Can you rewrite the lines starting with the line containing "column-divider <box>455 110 457 1850</box>" and continuing through the line containing "side-paragraph-3-end: וּמִשּׁוּם זֶה", changing "source-reference" to "source-citation" and leaving everything else unchanged?

***** RECORD SET

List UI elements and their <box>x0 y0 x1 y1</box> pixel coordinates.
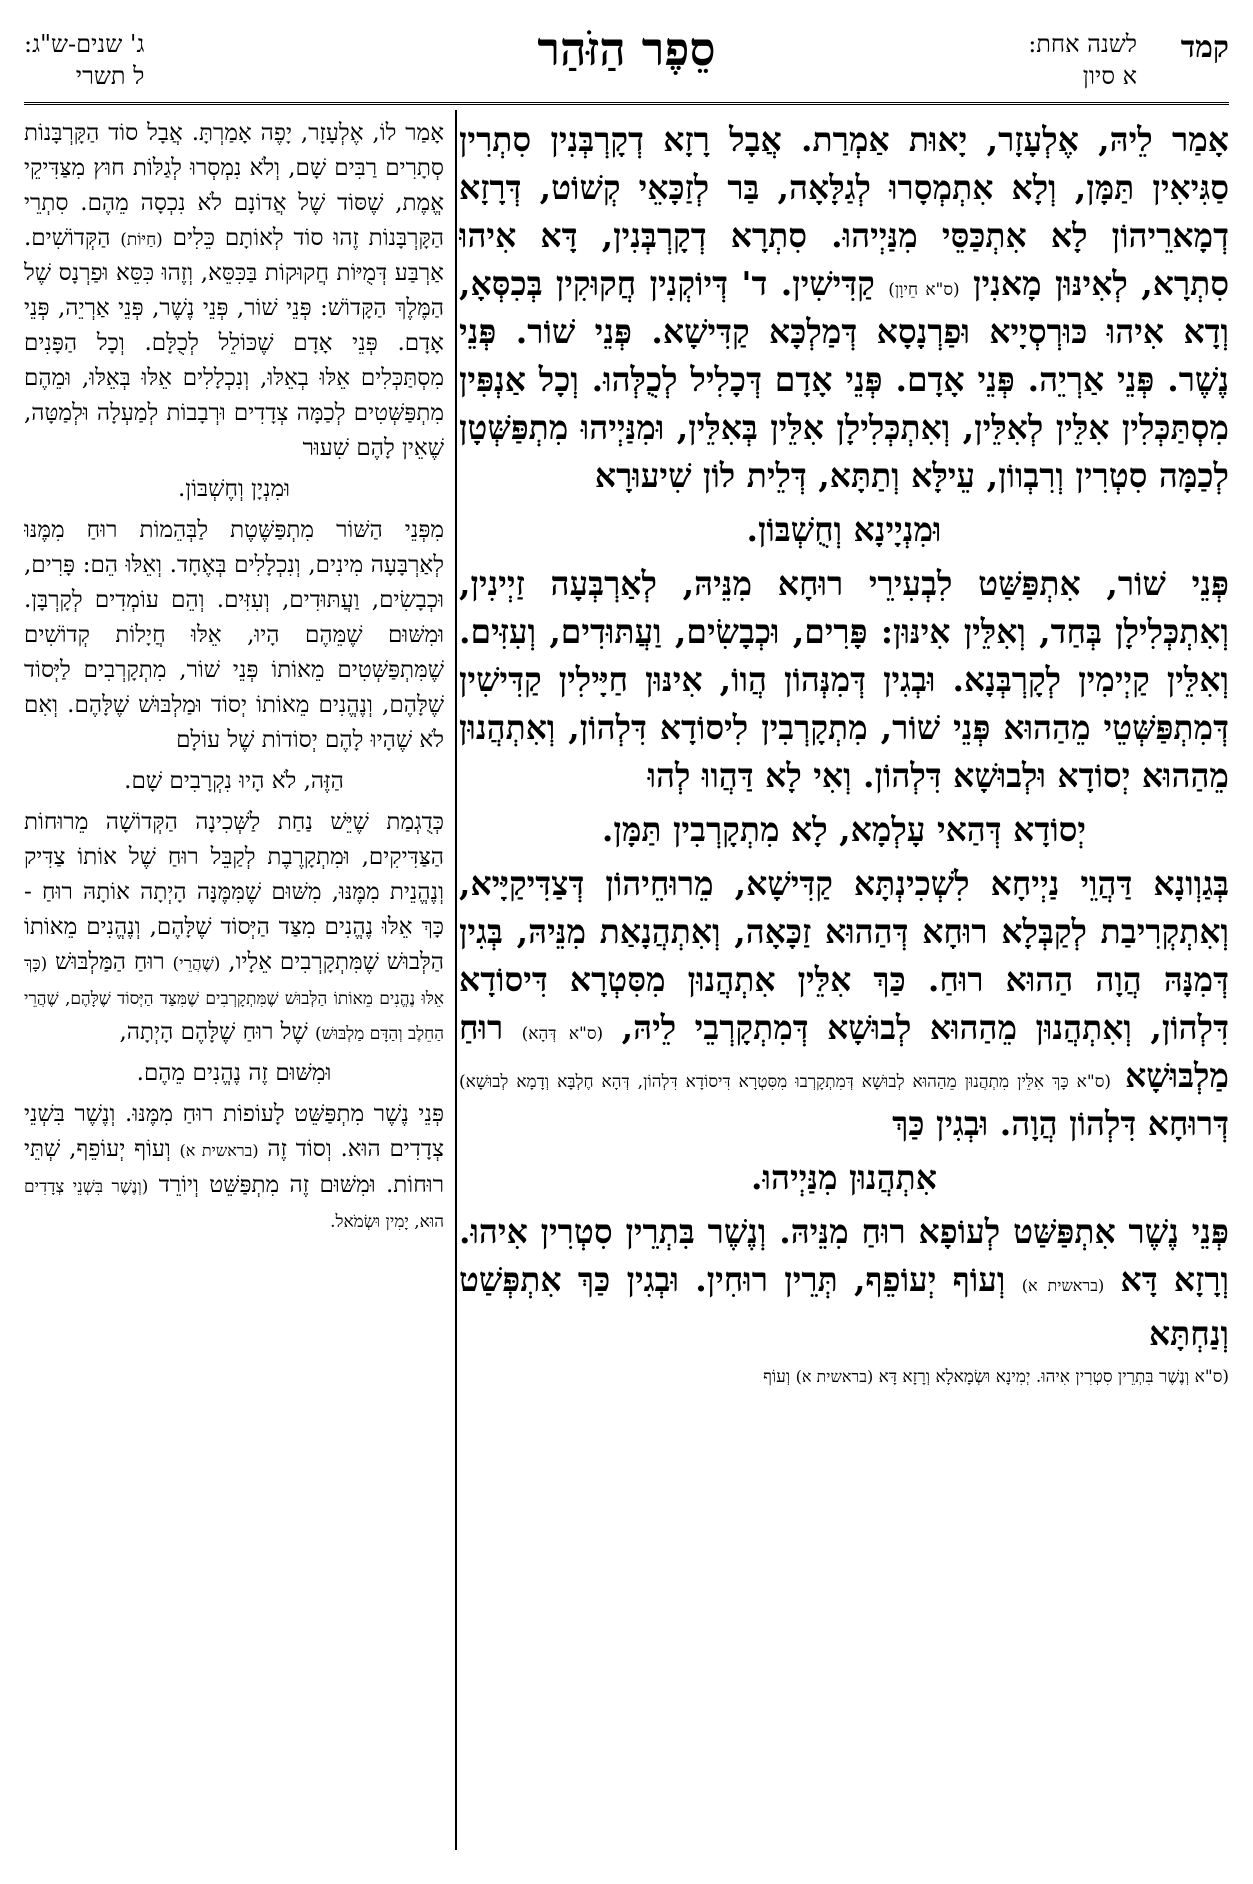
column-divider <box>455 110 457 1850</box>
variant-note: (וְנֶשֶׁר בִּשְׁנֵי צְדָדִים הוּא, יָמִין וּשְׂמֹאל. <box>24 1177 444 1232</box>
main-paragraph-4: פְּנֵי נֶשֶׁר אִתְפַּשַּׁט לְעוֹפָא רוּחַ מִנֵּיהּ. וְנֶשֶׁר בִּתְרֵין סִטְרִין אִיהוּ. וְרָזָא דָּא (בראשית א) וְעוֹף יְעוֹפֵף, תְּרֵין רוּחִין. וּבְגִין כַּךְ אִתְפְּשַׁט וְנַחְתָּא <box>459 1212 1229 1353</box>
source-reference: (בראשית א) <box>179 1141 259 1160</box>
main-variant-footnote: (ס"א וְנֶשֶׁר בִּתְרֵין סִטְרִין אִיהוּ. יְמִינָא וּשְׂמָאלָא וְרָזָא דָּא (בראשית א) וְעוֹף <box>763 1367 1229 1387</box>
book-title: סֵפֶר הַזֹּהַר <box>537 22 716 76</box>
main-paragraph-3: בְּגַוְונָא דַּהֲוֵי נַיְיחָא לִשְׁכִינְתָּא קַדִּישָׁא, מֵרוּחֵיהוֹן דְּצַדִּיקַיָּיא, וְאִתְקְרִיבַת לְקַבְּלָא רוּחָא דְּהַהוּא זַכָּאָה, וְאִתְהֲנָאַת מִנֵּיהּ, בְּגִין דְּמִנָּהּ הֲוָה הַהוּא רוּחַ. כַּךְ אִלֵּין אִתְהֲנוּן מִסִּטְרָא דִּיסוֹדָא דִּלְהוֹן, וְאִתְהֲנוּן מֵהַהוּא לְבוּשָׁא דְּמִתְקָרְבֵי לֵיהּ, (ס"א דְּהָא) רוּחַ מַלְבּוּשָׁא (ס"א כָּךְ אִלֵּין מִתְהֲנוּן מֵהַהוּא לְבוּשָׁא דְּמִתְקָרְבוּ מִסִּטְרָא דִּיסוֹדָא דִּלְהוֹן, דְּהָא חֶלְבָּא וְדָמָא לְבוּשָׁא) דְּרוּחָא דִּלְהוֹן הֲוָה. וּבְגִין כַּךְ <box>459 864 1229 1143</box>
side-paragraph-2-end: הַזֶּה, לֹא הָיוּ נִקְרָבִים שָׁם. <box>124 768 344 794</box>
side-paragraph-2: מִפְּנֵי הַשּׁוֹר מִתְפַּשֶּׁטֶת לַבְּהֵמוֹת רוּחַ מִמֶּנּוּ לְאַרְבָּעָה מִינִים, וְנִכְלָלִים בְּאֶחָד. וְאֵלּוּ הֵם: פָּרִים, וּכְבָשִׂים, וַעֲתּוּדִים, וְעִזִּים. וְהֵם עוֹמְדִים לְקָרְבָּן. וּמִשּׁוּם שֶׁמֵּהֶם הָיוּ, אֵלּוּ חֲיָלוֹת קְדוֹשִׁים שֶׁמִּתְפַּשְּׁטִים מֵאוֹתוֹ פְּנֵי שׁוֹר, מִתְקָרְבִים לַיְּסוֹד שֶׁלָּהֶם, וְנֶהֱנִים מֵאוֹתוֹ יְסוֹד וּמַלְבּוּשׁ שֶׁלָּהֶם. וְאִם לֹא שֶׁהָיוּ לָהֶם יְסוֹדוֹת שֶׁל עוֹלָם <box>24 517 444 753</box>
hebrew-translation-column <box>24 116 444 1856</box>
side-paragraph-3-end: וּמִשּׁוּם זֶה נֶהֱנִים מֵהֶם. <box>136 1060 332 1086</box>
variant-note: (ס"א כָּךְ אִלֵּין מִתְהֲנוּן מֵהַהוּא לְבוּשָׁא דְּמִתְקָרְבוּ מִסִּטְרָא דִּיסוֹדָא דִּלְהוֹן, דְּהָא חֶלְבָּא וְדָמָא לְבוּשָׁא) <box>459 1072 1112 1092</box>
header-rule <box>24 102 1229 105</box>
main-paragraph-1: אָמַר לֵיהּ, אֶלְעָזָר, יָאוּת אַמְרַת. אֲבָל רָזָא דְקָרְבְּנִין סִתְרִין סַגִּיאִין תַּמָּן, וְלָא אִתְמְסָרוּ לְגַלָּאָה, בַּר לְזַכָּאֵי קְשׁוֹט, דְּרָזָא דְמָארֵיהוֹן לָא אִתְכַּסֵּי מִנַּיְיהוּ. סִתְרָא דְקָרְבְּנִין, דָּא אִיהוּ סִתְרָא, לְאִינּוּן מָאנִין (ס"א חֵיוָן) קַדִּישִׁין. ד' דְּיוֹקְנִין חֲקוּקִין בְּכִסְּאָ, וְדָא אִיהוּ כּוּרְסְיָיא וּפַרְנָסָא דְּמַלְכָּא קַדִּישָׁא. פְּנֵי שׁוֹר. פְּנֵי נֶשֶׁר. פְּנֵי אַרְיֵה. פְּנֵי אָדָם. פְּנֵי אָדָם דְּכָלִיל לְכֻלְּהוּ. וְכָל אַנְפִּין מִסְתַּכְּלִין אִלֵּין לְאִלֵּין, וְאִתְכְּלִילָן אִלֵּין בְּאִלֵּין, וּמִנַּיְיהוּ מִתְפַּשְּׁטָן לְכַמָּה סִטְרִין וְרִבְווֹן, עֵילָּא וְתַתָּא, דְּלֵית לוֹן שִׁיעוּרָא <box>459 120 1229 495</box>
source-reference: (בראשית א) <box>1021 1276 1105 1295</box>
source-reference: (בראשית א) <box>795 1367 874 1386</box>
variant-note: (חַיּוֹת) <box>120 230 163 250</box>
main-paragraph-2-end: יְסוֹדָא דְּהַאי עָלְמָא, לָא מִתְקָרְבִין תַּמָּן. <box>601 810 1087 849</box>
variant-note: (ס"א דְּהָא) <box>521 1024 604 1044</box>
schedule-one-year-label: לשנה אחת: <box>1028 30 1137 58</box>
page-number: קמד <box>1180 30 1229 65</box>
side-paragraph-1-end: וּמִנְיָן וְחֶשְׁבּוֹן. <box>177 476 291 502</box>
schedule-three-years-date: ל תשרי <box>75 62 145 90</box>
schedule-three-years-label: ג' שנים-ש"ג: <box>24 30 145 58</box>
page-header <box>24 22 1229 110</box>
side-paragraph-3: כְּדֻגְמַת שֶׁיֵּשׁ נַחַת לַשְּׁכִינָה הַקְּדוֹשָׁה מֵרוּחוֹת הַצַּדִּיקִים, וּמִתְקָרֶבֶת לְקַבֵּל רוּחַ שֶׁל אוֹתוֹ צַדִּיק וְנֶהֱנֵית מִמֶּנּוּ, מִשּׁוּם שֶׁמִּמֶּנָּה הָיְתָה אוֹתָהּ רוּחַ - כָּךְ אֵלּוּ נֶהֱנִים מִצַּד הַיְּסוֹד שֶׁלָּהֶם, וְנֶהֱנִים מֵאוֹתוֹ הַלְּבוּשׁ שֶׁמִּתְקָרְבִים אֵלָיו, (שֶׁהֲרֵי) רוּחַ הַמַּלְבּוּשׁ (כָּךְ אֵלּוּ נֶהֱנִים מֵאוֹתוֹ הַלְּבוּשׁ שֶׁמִּתְקָרְבִים שֶׁמִּצַּד הַיְּסוֹד שֶׁלָּהֶם, שֶׁהֲרֵי הַחֵלֶב וְהַדָּם מַלְבּוּשׁ) שֶׁל רוּחַ שֶׁלָּהֶם הָיְתָה, <box>24 809 444 1045</box>
main-paragraph-1-end: וּמִנְיָינָא וְחֻשְׁבּוֹן. <box>746 510 942 549</box>
variant-note: (ס"א חֵיוָן) <box>888 280 960 300</box>
side-paragraph-4: פְּנֵי נֶשֶׁר מִתְפַּשֵּׁט לָעוֹפוֹת רוּחַ מִמֶּנּוּ. וְנֶשֶׁר בִּשְׁנֵי צְדָדִים הוּא. וְסוֹד זֶה (בראשית א) וְעוֹף יְעוֹפֵף, שְׁתֵּי רוּחוֹת. וּמִשּׁוּם זֶה מִתְפַּשֵּׁט וְיוֹרֵד (וְנֶשֶׁר בִּשְׁנֵי צְדָדִים הוּא, יָמִין וּשְׂמֹאל. <box>24 1101 444 1232</box>
main-paragraph-2: פְּנֵי שׁוֹר, אִתְפַּשַּׁט לִבְעִירֵי רוּחָא מִנֵּיהּ, לְאַרְבְּעָה זַיְינִין, וְאִתְכְּלִילָן בְּחַד, וְאִלֵּין אִינּוּן: פָּרִים, וּכְבָשִׂים, וַעֲתּוּדִים, וְעִזִּים. וְאִלֵּין קַיְימִין לְקָרְבְּנָא. וּבְגִין דְּמִנְּהוֹן הֲווֹ, אִינּוּן חַיָּילִין קַדִּישִׁין דְּמִתְפַּשְּׁטֵי מֵהַהוּא פְּנֵי שׁוֹר, מִתְקָרְבִין לִיסוֹדָא דִּלְהוֹן, וְאִתְהֲנוּן מֵהַהוּא יְסוֹדָא וּלְבוּשָׁא דִּלְהוֹן. וְאִי לָא דַּהֲווּ לְהוּ <box>459 564 1229 795</box>
side-paragraph-1: אָמַר לוֹ, אֶלְעָזָר, יָפֶה אָמַרְתָּ. אֲבָל סוֹד הַקָּרְבָּנוֹת סְתָרִים רַבִּים שָׁם, וְלֹא נִמְסְרוּ לְגַלּוֹת חוּץ מִצַּדִּיקֵי אֱמֶת, שֶׁסּוֹד שֶׁל אֲדוֹנָם לֹא נִכְסָה מֵהֶם. סִתְרֵי הַקָּרְבָּנוֹת זֶהוּ סוֹד לְאוֹתָם כֵּלִים (חַיּוֹת) הַקְּדוֹשִׁים. אַרְבַּע דְּמֻיּוֹת חֲקוּקוֹת בַּכִּסֵּא, וְזֶהוּ כִּסֵּא וּפַרְנָס שֶׁל הַמֶּלֶךְ הַקָּדוֹשׁ: פְּנֵי שׁוֹר, פְּנֵי נֶשֶׁר, פְּנֵי אַרְיֵה, פְּנֵי אָדָם. פְּנֵי אָדָם שֶׁכּוֹלֵל לְכֻלָּם. וְכָל הַפָּנִים מִסְתַּכְּלִים אֵלּוּ בְאֵלּוּ, וְנִכְלָלִים אֵלּוּ בְּאֵלּוּ, וּמֵהֶם מִתְפַּשְּׁטִים לְכַמָּה צְדָדִים וּרְבָבוֹת לְמַעְלָה וּלְמַטָּה, שֶׁאֵין לָהֶם שִׁעוּר <box>24 120 444 461</box>
variant-note: (כָּךְ אֵלּוּ נֶהֱנִים מֵאוֹתוֹ הַלְּבוּשׁ שֶׁמִּתְקָרְבִים שֶׁמִּצַּד הַיְּסוֹד שֶׁלָּהֶם, שֶׁהֲרֵי הַחֵלֶב וְהַדָּם מַלְבּוּשׁ) <box>24 954 444 1044</box>
main-paragraph-3-end: אִתְהֲנוּן מִנַּיְיהוּ. <box>751 1158 937 1197</box>
three-year-schedule <box>24 28 144 92</box>
schedule-one-year-date: א סיון <box>1082 62 1137 90</box>
variant-note: (שֶׁהֲרֵי) <box>172 954 221 974</box>
aramaic-column <box>459 116 1229 1856</box>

**********

THE REPLY:
column-divider <box>455 110 457 1850</box>
variant-note: (וְנֶשֶׁר בִּשְׁנֵי צְדָדִים הוּא, יָמִין וּשְׂמֹאל. <box>24 1177 444 1232</box>
main-paragraph-4: פְּנֵי נֶשֶׁר אִתְפַּשַּׁט לְעוֹפָא רוּחַ מִנֵּיהּ. וְנֶשֶׁר בִּתְרֵין סִטְרִין אִיהוּ. וְרָזָא דָּא (בראשית א) וְעוֹף יְעוֹפֵף, תְּרֵין רוּחִין. וּבְגִין כַּךְ אִתְפְּשַׁט וְנַחְתָּא <box>459 1212 1229 1353</box>
source-citation: (בראשית א) <box>179 1141 259 1160</box>
main-variant-footnote: (ס"א וְנֶשֶׁר בִּתְרֵין סִטְרִין אִיהוּ. יְמִינָא וּשְׂמָאלָא וְרָזָא דָּא (בראשית א) וְעוֹף <box>763 1367 1229 1387</box>
book-title: סֵפֶר הַזֹּהַר <box>537 22 716 76</box>
main-paragraph-3: בְּגַוְונָא דַּהֲוֵי נַיְיחָא לִשְׁכִינְתָּא קַדִּישָׁא, מֵרוּחֵיהוֹן דְּצַדִּיקַיָּיא, וְאִתְקְרִיבַת לְקַבְּלָא רוּחָא דְּהַהוּא זַכָּאָה, וְאִתְהֲנָאַת מִנֵּיהּ, בְּגִין דְּמִנָּהּ הֲוָה הַהוּא רוּחַ. כַּךְ אִלֵּין אִתְהֲנוּן מִסִּטְרָא דִּיסוֹדָא דִּלְהוֹן, וְאִתְהֲנוּן מֵהַהוּא לְבוּשָׁא דְּמִתְקָרְבֵי לֵיהּ, (ס"א דְּהָא) רוּחַ מַלְבּוּשָׁא (ס"א כָּךְ אִלֵּין מִתְהֲנוּן מֵהַהוּא לְבוּשָׁא דְּמִתְקָרְבוּ מִסִּטְרָא דִּיסוֹדָא דִּלְהוֹן, דְּהָא חֶלְבָּא וְדָמָא לְבוּשָׁא) דְּרוּחָא דִּלְהוֹן הֲוָה. וּבְגִין כַּךְ <box>459 864 1229 1143</box>
side-paragraph-2-end: הַזֶּה, לֹא הָיוּ נִקְרָבִים שָׁם. <box>124 768 344 794</box>
side-paragraph-2: מִפְּנֵי הַשּׁוֹר מִתְפַּשֶּׁטֶת לַבְּהֵמוֹת רוּחַ מִמֶּנּוּ לְאַרְבָּעָה מִינִים, וְנִכְלָלִים בְּאֶחָד. וְאֵלּוּ הֵם: פָּרִים, וּכְבָשִׂים, וַעֲתּוּדִים, וְעִזִּים. וְהֵם עוֹמְדִים לְקָרְבָּן. וּמִשּׁוּם שֶׁמֵּהֶם הָיוּ, אֵלּוּ חֲיָלוֹת קְדוֹשִׁים שֶׁמִּתְפַּשְּׁטִים מֵאוֹתוֹ פְּנֵי שׁוֹר, מִתְקָרְבִים לַיְּסוֹד שֶׁלָּהֶם, וְנֶהֱנִים מֵאוֹתוֹ יְסוֹד וּמַלְבּוּשׁ שֶׁלָּהֶם. וְאִם לֹא שֶׁהָיוּ לָהֶם יְסוֹדוֹת שֶׁל עוֹלָם <box>24 517 444 753</box>
hebrew-translation-column <box>24 116 444 1856</box>
side-paragraph-3-end: וּמִשּׁוּם זֶה נֶהֱנִים מֵהֶם. <box>136 1060 332 1086</box>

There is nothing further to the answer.